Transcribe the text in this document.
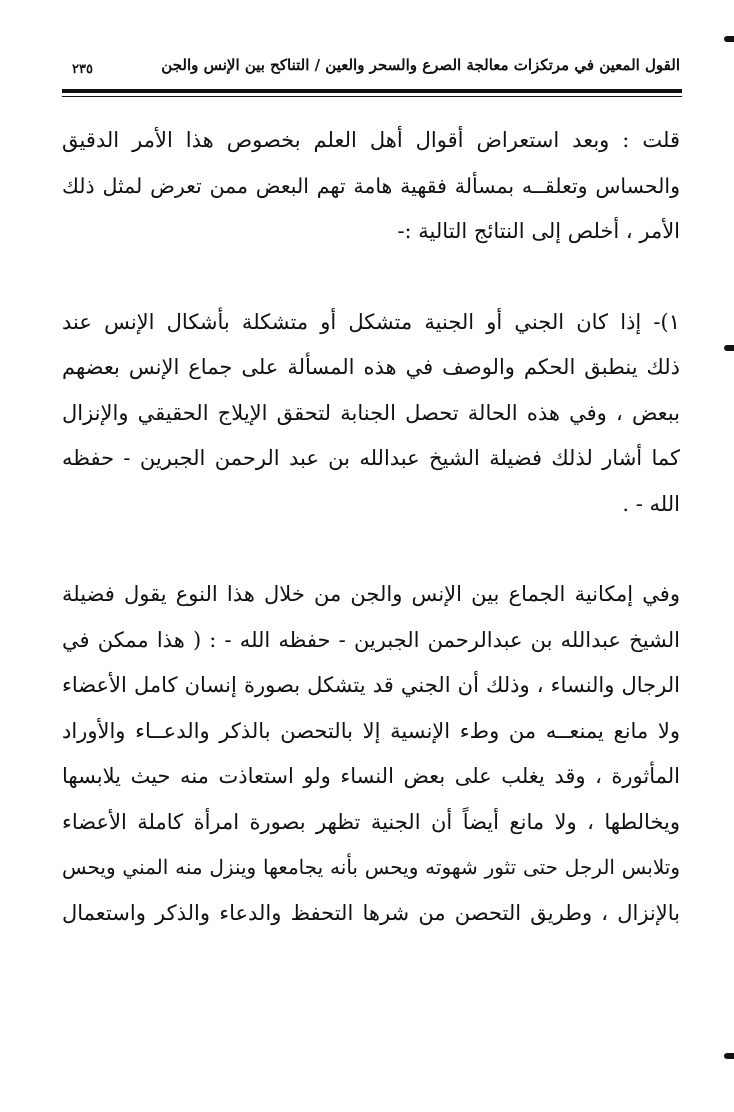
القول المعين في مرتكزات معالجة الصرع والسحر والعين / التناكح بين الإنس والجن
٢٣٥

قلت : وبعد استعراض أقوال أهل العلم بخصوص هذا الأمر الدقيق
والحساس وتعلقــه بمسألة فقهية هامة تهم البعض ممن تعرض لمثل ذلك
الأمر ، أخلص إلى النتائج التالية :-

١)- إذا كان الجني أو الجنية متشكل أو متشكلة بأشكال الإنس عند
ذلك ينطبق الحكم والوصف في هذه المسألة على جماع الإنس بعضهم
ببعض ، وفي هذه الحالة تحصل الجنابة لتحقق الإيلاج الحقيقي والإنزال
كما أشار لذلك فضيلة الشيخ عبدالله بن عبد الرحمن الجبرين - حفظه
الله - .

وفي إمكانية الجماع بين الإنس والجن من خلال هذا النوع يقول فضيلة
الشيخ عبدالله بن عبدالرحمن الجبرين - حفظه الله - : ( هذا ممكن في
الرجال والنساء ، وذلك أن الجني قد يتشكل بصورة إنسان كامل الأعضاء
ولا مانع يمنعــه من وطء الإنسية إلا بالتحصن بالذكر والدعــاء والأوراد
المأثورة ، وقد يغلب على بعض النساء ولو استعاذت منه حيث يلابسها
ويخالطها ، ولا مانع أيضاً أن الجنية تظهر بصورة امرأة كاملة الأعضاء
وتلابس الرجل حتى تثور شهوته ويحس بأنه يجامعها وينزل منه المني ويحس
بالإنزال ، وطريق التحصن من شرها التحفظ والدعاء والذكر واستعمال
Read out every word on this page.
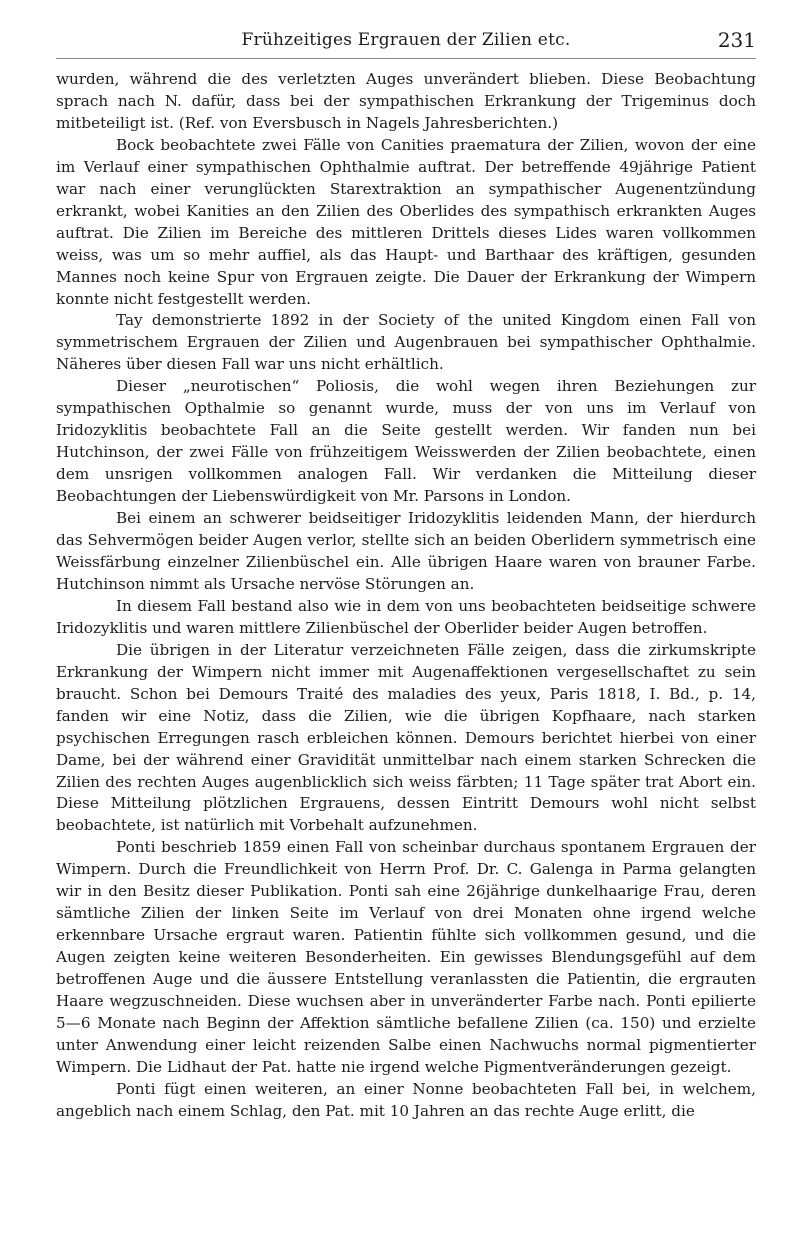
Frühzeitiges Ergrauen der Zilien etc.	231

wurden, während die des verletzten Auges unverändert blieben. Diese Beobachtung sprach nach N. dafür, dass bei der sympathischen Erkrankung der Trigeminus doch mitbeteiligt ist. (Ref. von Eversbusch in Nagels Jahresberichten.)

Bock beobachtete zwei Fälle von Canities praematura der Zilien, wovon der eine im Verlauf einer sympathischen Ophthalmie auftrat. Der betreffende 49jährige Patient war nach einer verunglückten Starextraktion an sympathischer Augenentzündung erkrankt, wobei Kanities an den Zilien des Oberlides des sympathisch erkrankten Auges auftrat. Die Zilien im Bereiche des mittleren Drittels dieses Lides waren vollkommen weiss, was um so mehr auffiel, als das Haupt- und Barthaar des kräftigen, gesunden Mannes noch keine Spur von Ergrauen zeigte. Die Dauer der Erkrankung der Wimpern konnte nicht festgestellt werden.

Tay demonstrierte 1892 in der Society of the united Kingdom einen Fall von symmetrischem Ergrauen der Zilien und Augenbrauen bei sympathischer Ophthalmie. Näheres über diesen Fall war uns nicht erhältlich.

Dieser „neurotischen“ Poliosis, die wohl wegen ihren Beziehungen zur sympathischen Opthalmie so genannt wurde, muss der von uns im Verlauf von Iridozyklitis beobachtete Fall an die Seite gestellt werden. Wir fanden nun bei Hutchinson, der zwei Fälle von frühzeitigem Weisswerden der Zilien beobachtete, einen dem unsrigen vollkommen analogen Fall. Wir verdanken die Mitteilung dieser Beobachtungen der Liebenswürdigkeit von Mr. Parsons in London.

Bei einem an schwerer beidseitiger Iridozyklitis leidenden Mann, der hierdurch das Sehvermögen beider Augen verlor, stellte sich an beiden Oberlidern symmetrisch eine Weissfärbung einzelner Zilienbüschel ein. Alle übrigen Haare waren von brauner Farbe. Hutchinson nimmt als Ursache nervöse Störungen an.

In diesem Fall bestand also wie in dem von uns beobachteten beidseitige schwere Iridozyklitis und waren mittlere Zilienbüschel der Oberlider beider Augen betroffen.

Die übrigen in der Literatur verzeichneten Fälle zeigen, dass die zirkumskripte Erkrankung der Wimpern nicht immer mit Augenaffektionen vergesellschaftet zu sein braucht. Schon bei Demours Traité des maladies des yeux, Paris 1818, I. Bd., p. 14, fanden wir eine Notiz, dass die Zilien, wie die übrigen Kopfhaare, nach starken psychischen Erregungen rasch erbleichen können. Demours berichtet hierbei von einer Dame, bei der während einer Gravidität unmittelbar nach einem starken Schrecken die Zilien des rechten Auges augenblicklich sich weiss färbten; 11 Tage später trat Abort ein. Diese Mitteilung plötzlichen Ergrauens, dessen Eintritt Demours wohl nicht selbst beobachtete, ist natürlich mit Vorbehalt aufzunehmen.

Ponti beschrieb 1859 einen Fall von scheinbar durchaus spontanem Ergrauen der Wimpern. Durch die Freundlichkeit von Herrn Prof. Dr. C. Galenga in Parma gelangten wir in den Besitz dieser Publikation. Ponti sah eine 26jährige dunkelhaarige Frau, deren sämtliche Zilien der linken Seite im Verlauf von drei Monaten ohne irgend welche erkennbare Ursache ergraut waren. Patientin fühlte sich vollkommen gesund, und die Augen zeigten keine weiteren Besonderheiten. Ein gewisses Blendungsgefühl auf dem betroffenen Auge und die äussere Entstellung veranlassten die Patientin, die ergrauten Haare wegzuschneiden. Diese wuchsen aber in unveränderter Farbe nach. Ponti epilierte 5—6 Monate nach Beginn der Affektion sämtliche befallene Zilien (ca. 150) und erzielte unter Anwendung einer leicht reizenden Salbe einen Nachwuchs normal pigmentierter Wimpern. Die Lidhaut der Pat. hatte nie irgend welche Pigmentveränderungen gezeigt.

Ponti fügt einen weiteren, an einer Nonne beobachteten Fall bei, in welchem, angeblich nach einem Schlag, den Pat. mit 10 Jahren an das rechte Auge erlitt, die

-.-.-

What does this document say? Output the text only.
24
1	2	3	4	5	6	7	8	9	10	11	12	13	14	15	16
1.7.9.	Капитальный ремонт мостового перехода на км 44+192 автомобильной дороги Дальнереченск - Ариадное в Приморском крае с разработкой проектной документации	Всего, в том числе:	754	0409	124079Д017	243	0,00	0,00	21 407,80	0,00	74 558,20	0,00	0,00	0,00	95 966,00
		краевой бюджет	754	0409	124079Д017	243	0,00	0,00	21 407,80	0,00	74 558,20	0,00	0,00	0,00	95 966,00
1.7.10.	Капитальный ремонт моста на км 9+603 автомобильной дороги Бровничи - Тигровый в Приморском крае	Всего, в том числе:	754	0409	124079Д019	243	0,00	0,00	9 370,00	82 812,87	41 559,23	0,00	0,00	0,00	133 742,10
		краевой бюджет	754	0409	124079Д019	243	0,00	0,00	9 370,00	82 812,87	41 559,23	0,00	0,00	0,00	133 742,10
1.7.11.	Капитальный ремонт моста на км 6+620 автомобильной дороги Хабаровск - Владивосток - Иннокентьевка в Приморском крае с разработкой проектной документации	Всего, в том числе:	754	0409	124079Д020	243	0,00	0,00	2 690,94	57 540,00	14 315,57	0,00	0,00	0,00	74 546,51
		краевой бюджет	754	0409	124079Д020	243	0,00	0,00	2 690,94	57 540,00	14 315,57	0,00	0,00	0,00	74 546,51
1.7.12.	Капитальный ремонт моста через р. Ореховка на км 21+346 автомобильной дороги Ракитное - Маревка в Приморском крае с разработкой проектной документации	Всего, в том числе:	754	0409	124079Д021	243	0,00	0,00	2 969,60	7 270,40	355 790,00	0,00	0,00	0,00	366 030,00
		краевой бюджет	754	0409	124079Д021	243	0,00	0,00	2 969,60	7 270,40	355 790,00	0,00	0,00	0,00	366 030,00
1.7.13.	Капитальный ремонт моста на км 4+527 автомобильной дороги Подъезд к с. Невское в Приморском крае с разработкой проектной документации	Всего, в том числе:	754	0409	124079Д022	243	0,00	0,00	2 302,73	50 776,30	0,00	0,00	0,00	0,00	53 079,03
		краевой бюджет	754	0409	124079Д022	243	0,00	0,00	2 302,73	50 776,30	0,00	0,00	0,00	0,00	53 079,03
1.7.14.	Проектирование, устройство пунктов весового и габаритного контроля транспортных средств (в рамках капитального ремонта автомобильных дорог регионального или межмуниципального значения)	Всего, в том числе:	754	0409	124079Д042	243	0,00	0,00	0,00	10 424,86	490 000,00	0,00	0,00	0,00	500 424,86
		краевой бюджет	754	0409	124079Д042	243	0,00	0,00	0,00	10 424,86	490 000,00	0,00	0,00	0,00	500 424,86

-.-.-

→ The problem: Look through the records and gather every line containing "text".

→ Solved problem:
Transcribe the text in this document.
What does this document say? Output the text only.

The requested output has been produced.